(What the task asks) Copy out the data exactly, leaving the pictures behind.

(Entries supplied)
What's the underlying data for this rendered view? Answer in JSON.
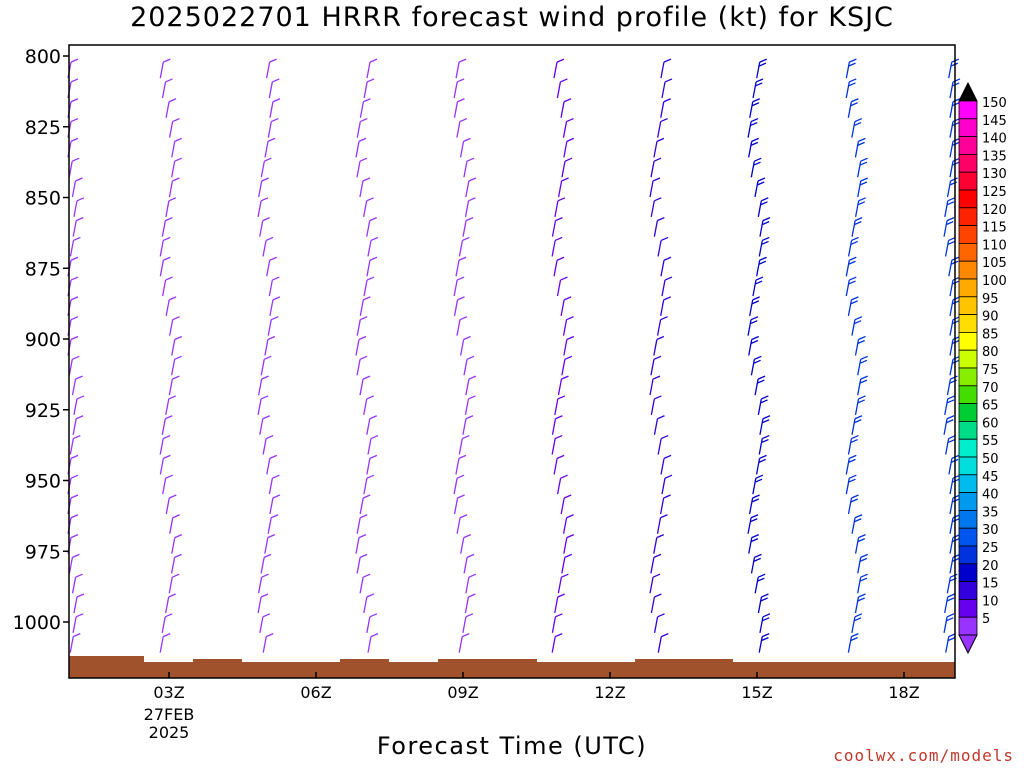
{
  "title": "2025022701 HRRR forecast wind profile (kt) for KSJC",
  "xlabel": "Forecast Time (UTC)",
  "credit": "coolwx.com/models",
  "colors": {
    "terrain": "#a0522d",
    "frame": "#000000",
    "credit": "#c0392b"
  },
  "chart_data": {
    "type": "wind-barb-profile",
    "title": "2025022701 HRRR forecast wind profile (kt) for KSJC",
    "xlabel": "Forecast Time (UTC)",
    "ylabel": "",
    "y_axis": {
      "ticks": [
        800,
        825,
        850,
        875,
        900,
        925,
        950,
        975,
        1000
      ],
      "range": [
        1020,
        800
      ]
    },
    "x_axis": {
      "ticks": [
        {
          "label": "03Z",
          "sub": [
            "27FEB",
            "2025"
          ],
          "hour": 3
        },
        {
          "label": "06Z",
          "hour": 6
        },
        {
          "label": "09Z",
          "hour": 9
        },
        {
          "label": "12Z",
          "hour": 12
        },
        {
          "label": "15Z",
          "hour": 15
        },
        {
          "label": "18Z",
          "hour": 18
        }
      ],
      "range_hours": [
        1,
        19
      ]
    },
    "profiles": [
      {
        "hour": 1,
        "speed_kt": 8
      },
      {
        "hour": 3,
        "speed_kt": 7
      },
      {
        "hour": 5,
        "speed_kt": 7
      },
      {
        "hour": 7,
        "speed_kt": 8
      },
      {
        "hour": 9,
        "speed_kt": 8
      },
      {
        "hour": 11,
        "speed_kt": 10
      },
      {
        "hour": 13,
        "speed_kt": 15
      },
      {
        "hour": 15,
        "speed_kt": 22
      },
      {
        "hour": 17,
        "speed_kt": 27
      },
      {
        "hour": 19,
        "speed_kt": 27
      }
    ],
    "colorbar": {
      "labels": [
        "150",
        "145",
        "140",
        "135",
        "130",
        "125",
        "120",
        "115",
        "110",
        "105",
        "100",
        "95",
        "90",
        "85",
        "80",
        "75",
        "70",
        "65",
        "60",
        "55",
        "50",
        "45",
        "40",
        "35",
        "30",
        "25",
        "20",
        "15",
        "10",
        "5"
      ],
      "colors": [
        "#ff00ff",
        "#ff00cc",
        "#ff0099",
        "#ff0066",
        "#ff0033",
        "#ff0000",
        "#ff2200",
        "#ff4400",
        "#ff6600",
        "#ff8800",
        "#ffaa00",
        "#ffc400",
        "#ffdd00",
        "#ffff00",
        "#ccff00",
        "#88ee00",
        "#44dd00",
        "#00cc33",
        "#00dd88",
        "#00eecc",
        "#00dddd",
        "#00bbee",
        "#0099ee",
        "#0077ee",
        "#0055ee",
        "#0033dd",
        "#0000cc",
        "#3300dd",
        "#6600ee",
        "#9933ff"
      ],
      "top_arrow": "#000000",
      "bottom_arrow": "#9933ff"
    }
  }
}
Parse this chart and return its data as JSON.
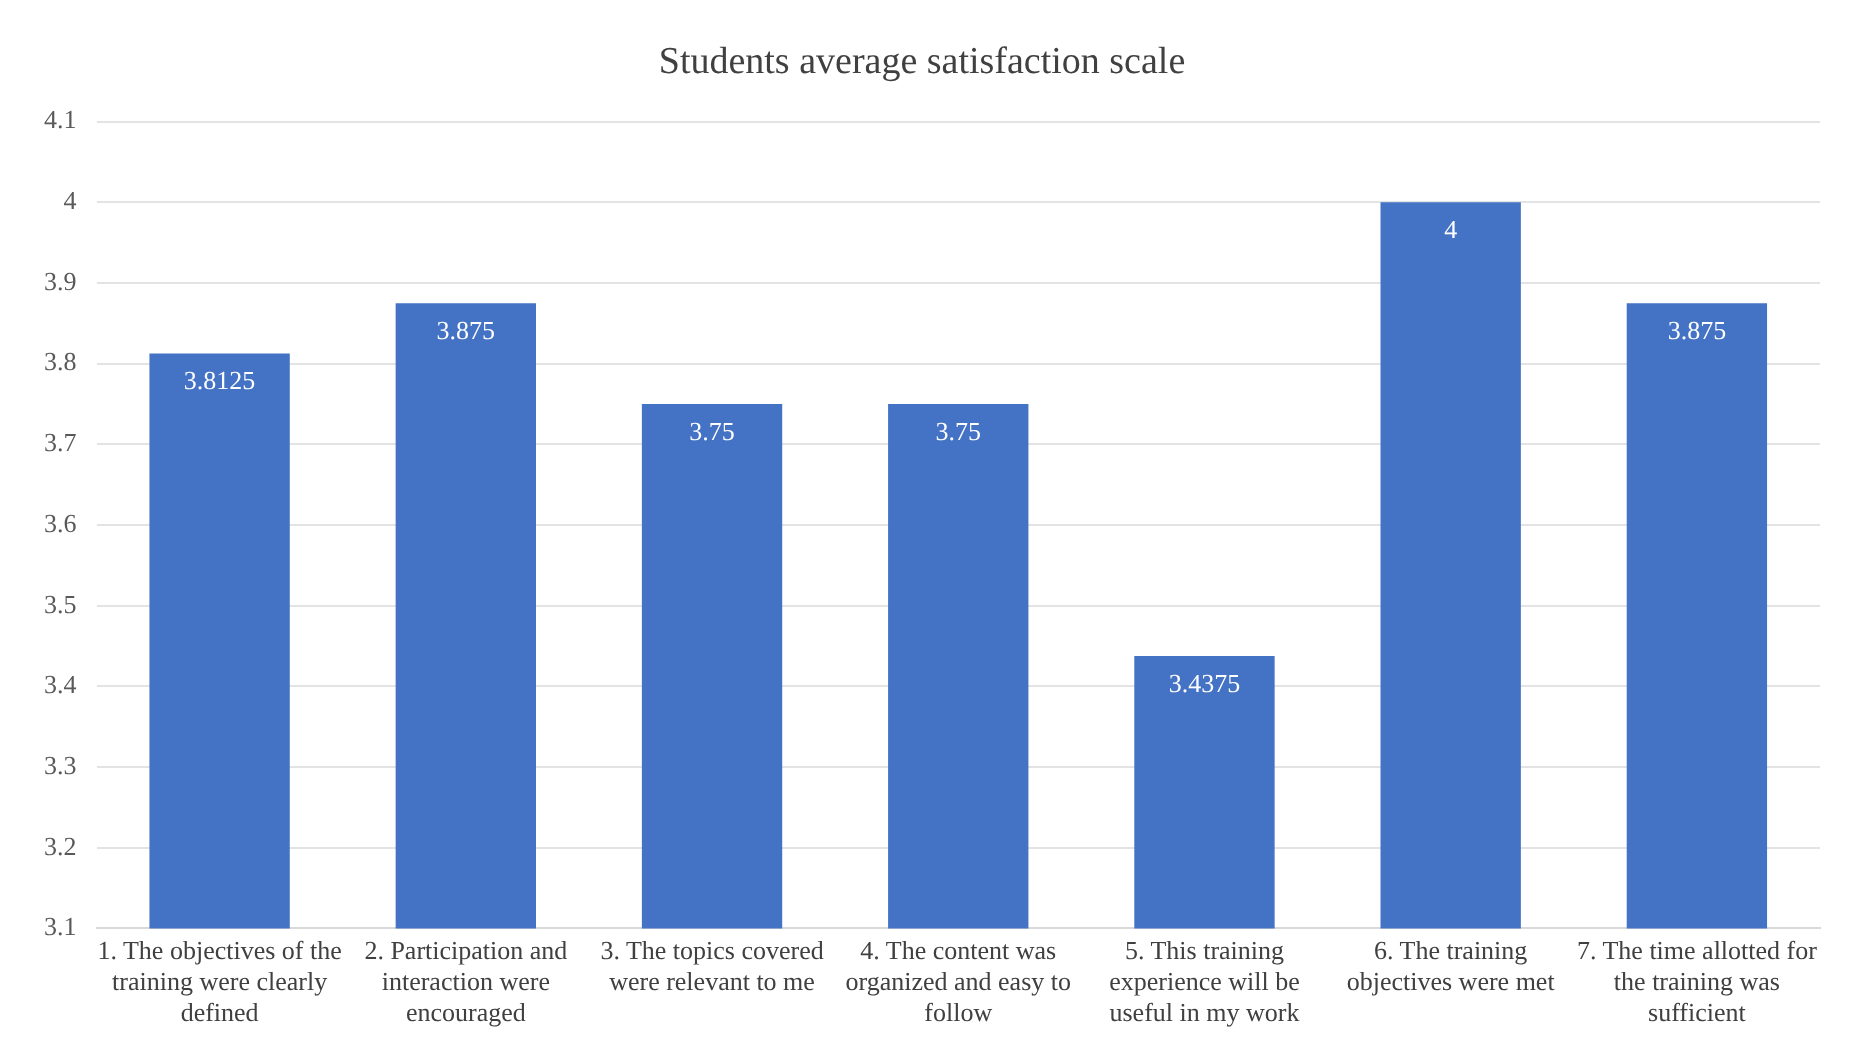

(The output)
What's the underlying data for this rendered view? Answer in JSON.
{
  "title": "2025022701 HRRR forecast wind profile (kt) for KSJC",
  "xlabel": "Forecast Time (UTC)",
  "credit": "coolwx.com/models",
  "colors": {
    "terrain": "#a0522d",
    "frame": "#000000",
    "credit": "#c0392b"
  },
  "chart_data": {
    "type": "wind-barb-profile",
    "title": "2025022701 HRRR forecast wind profile (kt) for KSJC",
    "xlabel": "Forecast Time (UTC)",
    "ylabel": "",
    "y_axis": {
      "ticks": [
        800,
        825,
        850,
        875,
        900,
        925,
        950,
        975,
        1000
      ],
      "range": [
        1020,
        800
      ]
    },
    "x_axis": {
      "ticks": [
        {
          "label": "03Z",
          "sub": [
            "27FEB",
            "2025"
          ],
          "hour": 3
        },
        {
          "label": "06Z",
          "hour": 6
        },
        {
          "label": "09Z",
          "hour": 9
        },
        {
          "label": "12Z",
          "hour": 12
        },
        {
          "label": "15Z",
          "hour": 15
        },
        {
          "label": "18Z",
          "hour": 18
        }
      ],
      "range_hours": [
        1,
        19
      ]
    },
    "profiles": [
      {
        "hour": 1,
        "speed_kt": 8
      },
      {
        "hour": 3,
        "speed_kt": 7
      },
      {
        "hour": 5,
        "speed_kt": 7
      },
      {
        "hour": 7,
        "speed_kt": 8
      },
      {
        "hour": 9,
        "speed_kt": 8
      },
      {
        "hour": 11,
        "speed_kt": 10
      },
      {
        "hour": 13,
        "speed_kt": 15
      },
      {
        "hour": 15,
        "speed_kt": 22
      },
      {
        "hour": 17,
        "speed_kt": 27
      },
      {
        "hour": 19,
        "speed_kt": 27
      }
    ],
    "colorbar": {
      "labels": [
        "150",
        "145",
        "140",
        "135",
        "130",
        "125",
        "120",
        "115",
        "110",
        "105",
        "100",
        "95",
        "90",
        "85",
        "80",
        "75",
        "70",
        "65",
        "60",
        "55",
        "50",
        "45",
        "40",
        "35",
        "30",
        "25",
        "20",
        "15",
        "10",
        "5"
      ],
      "colors": [
        "#ff00ff",
        "#ff00cc",
        "#ff0099",
        "#ff0066",
        "#ff0033",
        "#ff0000",
        "#ff2200",
        "#ff4400",
        "#ff6600",
        "#ff8800",
        "#ffaa00",
        "#ffc400",
        "#ffdd00",
        "#ffff00",
        "#ccff00",
        "#88ee00",
        "#44dd00",
        "#00cc33",
        "#00dd88",
        "#00eecc",
        "#00dddd",
        "#00bbee",
        "#0099ee",
        "#0077ee",
        "#0055ee",
        "#0033dd",
        "#0000cc",
        "#3300dd",
        "#6600ee",
        "#9933ff"
      ],
      "top_arrow": "#000000",
      "bottom_arrow": "#9933ff"
    }
  }
}
Parse this chart and return its data as JSON.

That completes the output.